Entries from a visual dataset
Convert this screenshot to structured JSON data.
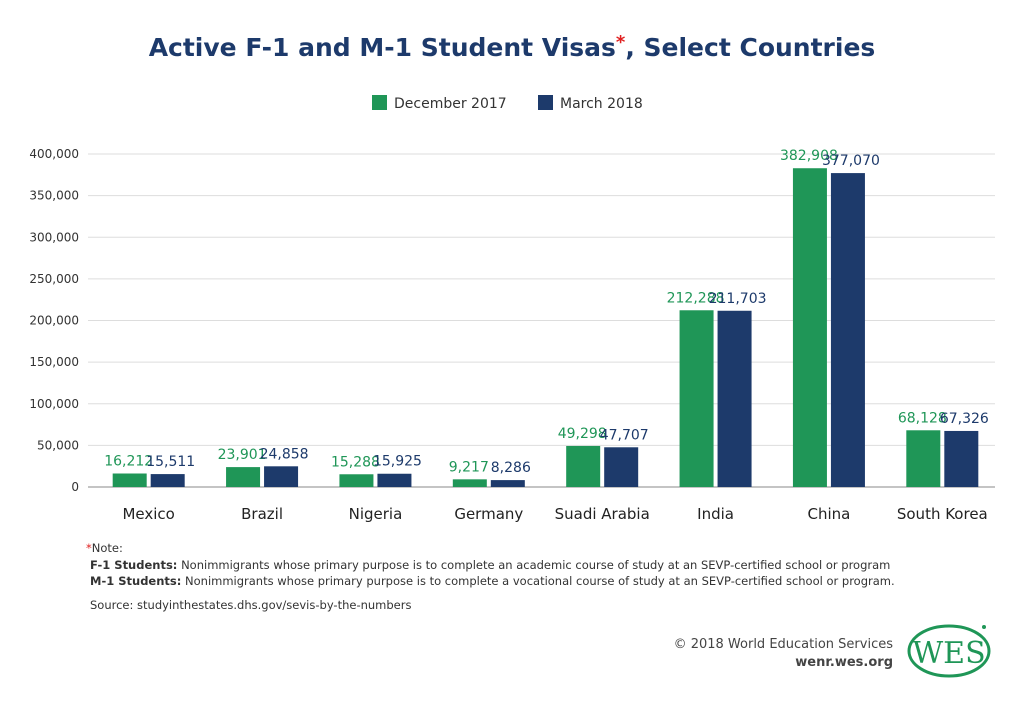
{
  "chart_data": {
    "type": "bar",
    "title": "Active F-1 and M-1 Student Visas",
    "title_asterisk": "*",
    "title_suffix": ", Select Countries",
    "categories": [
      "Mexico",
      "Brazil",
      "Nigeria",
      "Germany",
      "Suadi Arabia",
      "India",
      "China",
      "South Korea"
    ],
    "series": [
      {
        "name": "December 2017",
        "color": "#1f9657",
        "values": [
          16212,
          23901,
          15288,
          9217,
          49298,
          212288,
          382908,
          68128
        ],
        "labels": [
          "16,212",
          "23,901",
          "15,288",
          "9,217",
          "49,298",
          "212,288",
          "382,908",
          "68,128"
        ]
      },
      {
        "name": "March 2018",
        "color": "#1d3a6b",
        "values": [
          15511,
          24858,
          15925,
          8286,
          47707,
          211703,
          377070,
          67326
        ],
        "labels": [
          "15,511",
          "24,858",
          "15,925",
          "8,286",
          "47,707",
          "211,703",
          "377,070",
          "67,326"
        ]
      }
    ],
    "ylim": [
      0,
      400000
    ],
    "yticks": [
      0,
      50000,
      100000,
      150000,
      200000,
      250000,
      300000,
      350000,
      400000
    ],
    "ytick_labels": [
      "0",
      "50,000",
      "100,000",
      "150,000",
      "200,000",
      "250,000",
      "300,000",
      "350,000",
      "400,000"
    ],
    "grid": true,
    "legend_position": "top-center",
    "xlabel": "",
    "ylabel": ""
  },
  "notes": {
    "asterisk": "*",
    "heading": "Note:",
    "f1_term": "F-1 Students:",
    "f1_text": " Nonimmigrants whose primary purpose is to complete an academic course of study at an SEVP-certified school or program",
    "m1_term": "M-1 Students:",
    "m1_text": " Nonimmigrants whose primary purpose is to complete a vocational course of study at an SEVP-certified school or program.",
    "source": "Source: studyinthestates.dhs.gov/sevis-by-the-numbers"
  },
  "footer": {
    "copyright": "© 2018 World Education Services",
    "site": "wenr.wes.org",
    "logo_text": "WES"
  }
}
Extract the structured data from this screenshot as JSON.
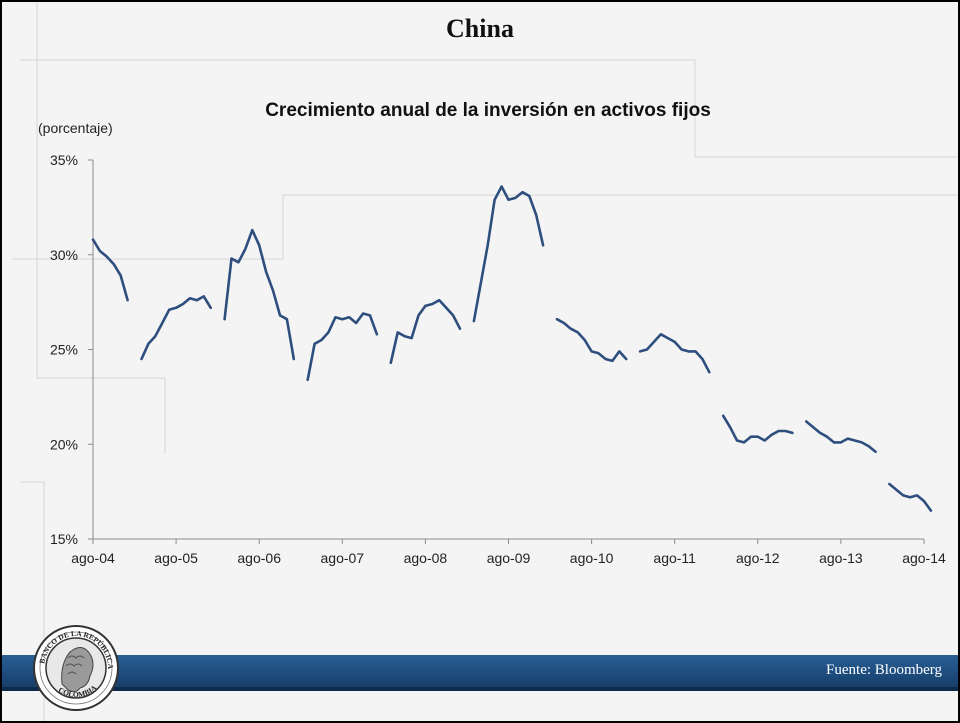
{
  "slide": {
    "title": "China",
    "source": "Fuente: Bloomberg",
    "logo_text": "BANCO DE LA REPÚBLICA · COLOMBIA"
  },
  "colors": {
    "line": "#2e4e7e",
    "background": "#f4f4f4",
    "axis": "#8c8c8c",
    "footer": "#1f4f82"
  },
  "chart_data": {
    "type": "line",
    "title": "Crecimiento anual de la inversión en activos fijos",
    "ylabel": "(porcentaje)",
    "xlabel": "",
    "ylim": [
      15,
      35
    ],
    "y_ticks": [
      "35%",
      "30%",
      "25%",
      "20%",
      "15%"
    ],
    "y_tick_values": [
      35,
      30,
      25,
      20,
      15
    ],
    "x_ticks": [
      "ago-04",
      "ago-05",
      "ago-06",
      "ago-07",
      "ago-08",
      "ago-09",
      "ago-10",
      "ago-11",
      "ago-12",
      "ago-13",
      "ago-14"
    ],
    "x_range_months": [
      "2004-08",
      "2014-08"
    ],
    "grid": false,
    "series": [
      {
        "segments": [
          [
            [
              "2004-08",
              30.8
            ],
            [
              "2004-09",
              30.2
            ],
            [
              "2004-10",
              29.9
            ],
            [
              "2004-11",
              29.5
            ],
            [
              "2004-12",
              28.9
            ],
            [
              "2005-01",
              27.6
            ]
          ],
          [
            [
              "2005-03",
              24.5
            ],
            [
              "2005-04",
              25.3
            ],
            [
              "2005-05",
              25.7
            ],
            [
              "2005-06",
              26.4
            ],
            [
              "2005-07",
              27.1
            ],
            [
              "2005-08",
              27.2
            ],
            [
              "2005-09",
              27.4
            ],
            [
              "2005-10",
              27.7
            ],
            [
              "2005-11",
              27.6
            ],
            [
              "2005-12",
              27.8
            ],
            [
              "2006-01",
              27.2
            ]
          ],
          [
            [
              "2006-03",
              26.6
            ],
            [
              "2006-04",
              29.8
            ],
            [
              "2006-05",
              29.6
            ],
            [
              "2006-06",
              30.3
            ],
            [
              "2006-07",
              31.3
            ],
            [
              "2006-08",
              30.5
            ],
            [
              "2006-09",
              29.1
            ],
            [
              "2006-10",
              28.1
            ],
            [
              "2006-11",
              26.8
            ],
            [
              "2006-12",
              26.6
            ],
            [
              "2007-01",
              24.5
            ]
          ],
          [
            [
              "2007-03",
              23.4
            ],
            [
              "2007-04",
              25.3
            ],
            [
              "2007-05",
              25.5
            ],
            [
              "2007-06",
              25.9
            ],
            [
              "2007-07",
              26.7
            ],
            [
              "2007-08",
              26.6
            ],
            [
              "2007-09",
              26.7
            ],
            [
              "2007-10",
              26.4
            ],
            [
              "2007-11",
              26.9
            ],
            [
              "2007-12",
              26.8
            ],
            [
              "2008-01",
              25.8
            ]
          ],
          [
            [
              "2008-03",
              24.3
            ],
            [
              "2008-04",
              25.9
            ],
            [
              "2008-05",
              25.7
            ],
            [
              "2008-06",
              25.6
            ],
            [
              "2008-07",
              26.8
            ],
            [
              "2008-08",
              27.3
            ],
            [
              "2008-09",
              27.4
            ],
            [
              "2008-10",
              27.6
            ],
            [
              "2008-11",
              27.2
            ],
            [
              "2008-12",
              26.8
            ],
            [
              "2009-01",
              26.1
            ]
          ],
          [
            [
              "2009-03",
              26.5
            ],
            [
              "2009-04",
              28.5
            ],
            [
              "2009-05",
              30.5
            ],
            [
              "2009-06",
              32.9
            ],
            [
              "2009-07",
              33.6
            ],
            [
              "2009-08",
              32.9
            ],
            [
              "2009-09",
              33.0
            ],
            [
              "2009-10",
              33.3
            ],
            [
              "2009-11",
              33.1
            ],
            [
              "2009-12",
              32.1
            ],
            [
              "2010-01",
              30.5
            ]
          ],
          [
            [
              "2010-03",
              26.6
            ],
            [
              "2010-04",
              26.4
            ],
            [
              "2010-05",
              26.1
            ],
            [
              "2010-06",
              25.9
            ],
            [
              "2010-07",
              25.5
            ],
            [
              "2010-08",
              24.9
            ],
            [
              "2010-09",
              24.8
            ],
            [
              "2010-10",
              24.5
            ],
            [
              "2010-11",
              24.4
            ],
            [
              "2010-12",
              24.9
            ],
            [
              "2011-01",
              24.5
            ]
          ],
          [
            [
              "2011-03",
              24.9
            ],
            [
              "2011-04",
              25.0
            ],
            [
              "2011-05",
              25.4
            ],
            [
              "2011-06",
              25.8
            ],
            [
              "2011-07",
              25.6
            ],
            [
              "2011-08",
              25.4
            ],
            [
              "2011-09",
              25.0
            ],
            [
              "2011-10",
              24.9
            ],
            [
              "2011-11",
              24.9
            ],
            [
              "2011-12",
              24.5
            ],
            [
              "2012-01",
              23.8
            ]
          ],
          [
            [
              "2012-03",
              21.5
            ],
            [
              "2012-04",
              20.9
            ],
            [
              "2012-05",
              20.2
            ],
            [
              "2012-06",
              20.1
            ],
            [
              "2012-07",
              20.4
            ],
            [
              "2012-08",
              20.4
            ],
            [
              "2012-09",
              20.2
            ],
            [
              "2012-10",
              20.5
            ],
            [
              "2012-11",
              20.7
            ],
            [
              "2012-12",
              20.7
            ],
            [
              "2013-01",
              20.6
            ]
          ],
          [
            [
              "2013-03",
              21.2
            ],
            [
              "2013-04",
              20.9
            ],
            [
              "2013-05",
              20.6
            ],
            [
              "2013-06",
              20.4
            ],
            [
              "2013-07",
              20.1
            ],
            [
              "2013-08",
              20.1
            ],
            [
              "2013-09",
              20.3
            ],
            [
              "2013-10",
              20.2
            ],
            [
              "2013-11",
              20.1
            ],
            [
              "2013-12",
              19.9
            ],
            [
              "2014-01",
              19.6
            ]
          ],
          [
            [
              "2014-03",
              17.9
            ],
            [
              "2014-04",
              17.6
            ],
            [
              "2014-05",
              17.3
            ],
            [
              "2014-06",
              17.2
            ],
            [
              "2014-07",
              17.3
            ],
            [
              "2014-08",
              17.0
            ],
            [
              "2014-09",
              16.5
            ]
          ]
        ]
      }
    ]
  }
}
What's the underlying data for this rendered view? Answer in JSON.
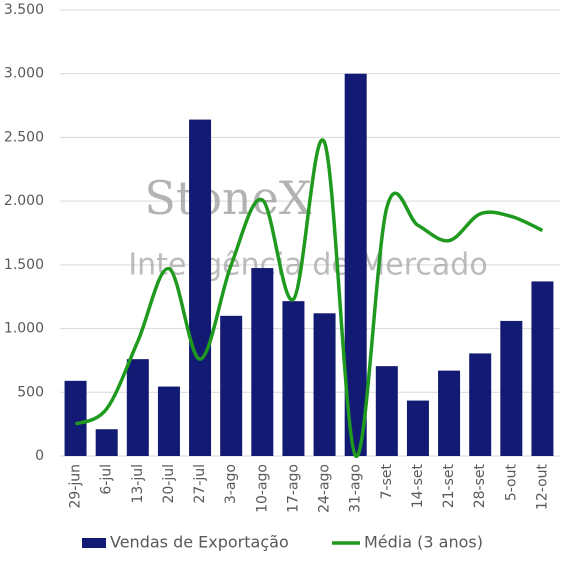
{
  "chart_data": {
    "type": "bar-line",
    "watermark": [
      "StoneX",
      "Inteligência de Mercado"
    ],
    "categories": [
      "29-jun",
      "6-jul",
      "13-jul",
      "20-jul",
      "27-jul",
      "3-ago",
      "10-ago",
      "17-ago",
      "24-ago",
      "31-ago",
      "7-set",
      "14-set",
      "21-set",
      "28-set",
      "5-out",
      "12-out"
    ],
    "series": [
      {
        "name": "Vendas de Exportação",
        "type": "bar",
        "color": "#121a73",
        "values": [
          590,
          210,
          760,
          545,
          2640,
          1100,
          1475,
          1215,
          1120,
          3000,
          705,
          435,
          670,
          805,
          1060,
          1370
        ]
      },
      {
        "name": "Média (3 anos)",
        "type": "line",
        "color": "#1f9a1f",
        "values": [
          250,
          370,
          900,
          1470,
          760,
          1500,
          2010,
          1230,
          2460,
          0,
          1950,
          1810,
          1690,
          1900,
          1880,
          1770
        ]
      }
    ],
    "ylim": [
      0,
      3500
    ],
    "yticks": [
      0,
      500,
      {
        "value": 1000,
        "label": "1.000"
      },
      {
        "value": 1500,
        "label": "1.500"
      },
      {
        "value": 2000,
        "label": "2.000"
      },
      {
        "value": 2500,
        "label": "2.500"
      },
      {
        "value": 3000,
        "label": "3.000"
      },
      {
        "value": 3500,
        "label": "3.500"
      }
    ],
    "grid": true,
    "legend": "bottom"
  }
}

• [EXERCISE INSTRUCTIONS] All lines in the data that contain the word "SEVP" should be copied.

• [TASK RESULT]
    "f1_text": " Nonimmigrants whose primary purpose is to complete an academic course of study at an SEVP-certified school or program",
    "m1_text": " Nonimmigrants whose primary purpose is to complete a vocational course of study at an SEVP-certified school or program.",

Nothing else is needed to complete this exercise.